## SHORT PROBLEM:
Copy every line of the data exactly, leaving nothing out.
[START OF RECORDS TO USE]
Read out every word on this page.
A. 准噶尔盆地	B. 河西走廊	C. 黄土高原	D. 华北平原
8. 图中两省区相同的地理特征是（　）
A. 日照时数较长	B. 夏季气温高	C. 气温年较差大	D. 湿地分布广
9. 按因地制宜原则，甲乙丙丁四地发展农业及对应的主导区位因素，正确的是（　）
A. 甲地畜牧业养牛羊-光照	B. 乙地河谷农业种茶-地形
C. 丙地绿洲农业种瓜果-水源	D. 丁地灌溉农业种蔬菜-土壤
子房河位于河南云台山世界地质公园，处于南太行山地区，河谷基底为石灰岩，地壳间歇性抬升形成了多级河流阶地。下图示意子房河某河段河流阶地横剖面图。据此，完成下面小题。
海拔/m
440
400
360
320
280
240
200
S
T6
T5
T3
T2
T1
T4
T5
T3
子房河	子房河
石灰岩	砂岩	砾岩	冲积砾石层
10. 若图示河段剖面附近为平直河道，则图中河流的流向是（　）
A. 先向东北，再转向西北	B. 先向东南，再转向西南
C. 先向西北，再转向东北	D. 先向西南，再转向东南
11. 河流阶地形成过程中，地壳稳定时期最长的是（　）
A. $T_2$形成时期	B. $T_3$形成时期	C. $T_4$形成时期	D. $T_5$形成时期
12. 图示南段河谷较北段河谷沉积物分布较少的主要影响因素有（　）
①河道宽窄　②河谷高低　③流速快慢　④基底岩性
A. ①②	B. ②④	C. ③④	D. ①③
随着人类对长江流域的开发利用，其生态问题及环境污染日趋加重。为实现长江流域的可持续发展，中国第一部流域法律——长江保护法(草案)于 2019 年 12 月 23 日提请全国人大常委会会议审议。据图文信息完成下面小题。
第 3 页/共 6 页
[END OF RECORDS TO USE]
## FULL OUTPUT:
Read out every word on this page.
A. 准噶尔盆地	B. 河西走廊	C. 黄土高原	D. 华北平原
8. 图中两省区相同的地理特征是（　）
A. 日照时数较长	B. 夏季气温高	C. 气温年较差大	D. 湿地分布广
9. 按因地制宜原则，甲乙丙丁四地发展农业及对应的主导区位因素，正确的是（　）
A. 甲地畜牧业养牛羊-光照	B. 乙地河谷农业种茶-地形
C. 丙地绿洲农业种瓜果-水源	D. 丁地灌溉农业种蔬菜-土壤
子房河位于河南云台山世界地质公园，处于南太行山地区，河谷基底为石灰岩，地壳间歇性抬升形成了多级河流阶地。下图示意子房河某河段河流阶地横剖面图。据此，完成下面小题。
海拔/m
440
400
360
320
280
240
200
S
T6
T5
T3
T2
T1
T4
T5
T3
子房河	子房河
石灰岩	砂岩	砾岩	冲积砾石层
10. 若图示河段剖面附近为平直河道，则图中河流的流向是（　）
A. 先向东北，再转向西北	B. 先向东南，再转向西南
C. 先向西北，再转向东北	D. 先向西南，再转向东南
11. 河流阶地形成过程中，地壳稳定时期最长的是（　）
A. $T_2$形成时期	B. $T_3$形成时期	C. $T_4$形成时期	D. $T_5$形成时期
12. 图示南段河谷较北段河谷沉积物分布较少的主要影响因素有（　）
①河道宽窄　②河谷高低　③流速快慢　④基底岩性
A. ①②	B. ②④	C. ③④	D. ①③
随着人类对长江流域的开发利用，其生态问题及环境污染日趋加重。为实现长江流域的可持续发展，中国第一部流域法律——长江保护法(草案)于 2019 年 12 月 23 日提请全国人大常委会会议审议。据图文信息完成下面小题。
第 3 页/共 6 页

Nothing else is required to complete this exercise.